▸ Task input:
- - - -

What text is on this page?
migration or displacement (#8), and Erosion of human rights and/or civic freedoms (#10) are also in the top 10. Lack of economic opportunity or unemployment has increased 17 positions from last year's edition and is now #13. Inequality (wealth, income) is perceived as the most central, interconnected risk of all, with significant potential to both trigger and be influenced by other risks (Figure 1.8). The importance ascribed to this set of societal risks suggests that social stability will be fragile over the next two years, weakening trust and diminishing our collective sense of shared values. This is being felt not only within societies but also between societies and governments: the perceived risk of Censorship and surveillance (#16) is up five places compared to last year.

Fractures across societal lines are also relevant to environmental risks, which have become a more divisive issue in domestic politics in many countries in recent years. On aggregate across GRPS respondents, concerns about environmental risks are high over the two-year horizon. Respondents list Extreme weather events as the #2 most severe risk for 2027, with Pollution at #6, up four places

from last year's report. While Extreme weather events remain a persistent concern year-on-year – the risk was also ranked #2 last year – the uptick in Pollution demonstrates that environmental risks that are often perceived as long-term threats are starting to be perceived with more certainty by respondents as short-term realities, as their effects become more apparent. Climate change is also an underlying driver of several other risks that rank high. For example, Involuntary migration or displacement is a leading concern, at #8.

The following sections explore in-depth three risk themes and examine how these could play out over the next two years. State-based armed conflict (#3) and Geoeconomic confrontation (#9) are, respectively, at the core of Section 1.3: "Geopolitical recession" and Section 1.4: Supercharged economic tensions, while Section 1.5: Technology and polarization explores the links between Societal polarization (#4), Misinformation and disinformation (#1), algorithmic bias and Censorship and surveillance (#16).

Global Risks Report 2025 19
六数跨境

- - - -

▸ Problem details:
Your task is to repeat every entry exactly.

▸ Finished answer:
What text is on this page?
migration or displacement (#8), and Erosion of human rights and/or civic freedoms (#10) are also in the top 10. Lack of economic opportunity or unemployment has increased 17 positions from last year's edition and is now #13. Inequality (wealth, income) is perceived as the most central, interconnected risk of all, with significant potential to both trigger and be influenced by other risks (Figure 1.8). The importance ascribed to this set of societal risks suggests that social stability will be fragile over the next two years, weakening trust and diminishing our collective sense of shared values. This is being felt not only within societies but also between societies and governments: the perceived risk of Censorship and surveillance (#16) is up five places compared to last year.

Fractures across societal lines are also relevant to environmental risks, which have become a more divisive issue in domestic politics in many countries in recent years. On aggregate across GRPS respondents, concerns about environmental risks are high over the two-year horizon. Respondents list Extreme weather events as the #2 most severe risk for 2027, with Pollution at #6, up four places

from last year's report. While Extreme weather events remain a persistent concern year-on-year – the risk was also ranked #2 last year – the uptick in Pollution demonstrates that environmental risks that are often perceived as long-term threats are starting to be perceived with more certainty by respondents as short-term realities, as their effects become more apparent. Climate change is also an underlying driver of several other risks that rank high. For example, Involuntary migration or displacement is a leading concern, at #8.

The following sections explore in-depth three risk themes and examine how these could play out over the next two years. State-based armed conflict (#3) and Geoeconomic confrontation (#9) are, respectively, at the core of Section 1.3: "Geopolitical recession" and Section 1.4: Supercharged economic tensions, while Section 1.5: Technology and polarization explores the links between Societal polarization (#4), Misinformation and disinformation (#1), algorithmic bias and Censorship and surveillance (#16).

Global Risks Report 2025 19
六数跨境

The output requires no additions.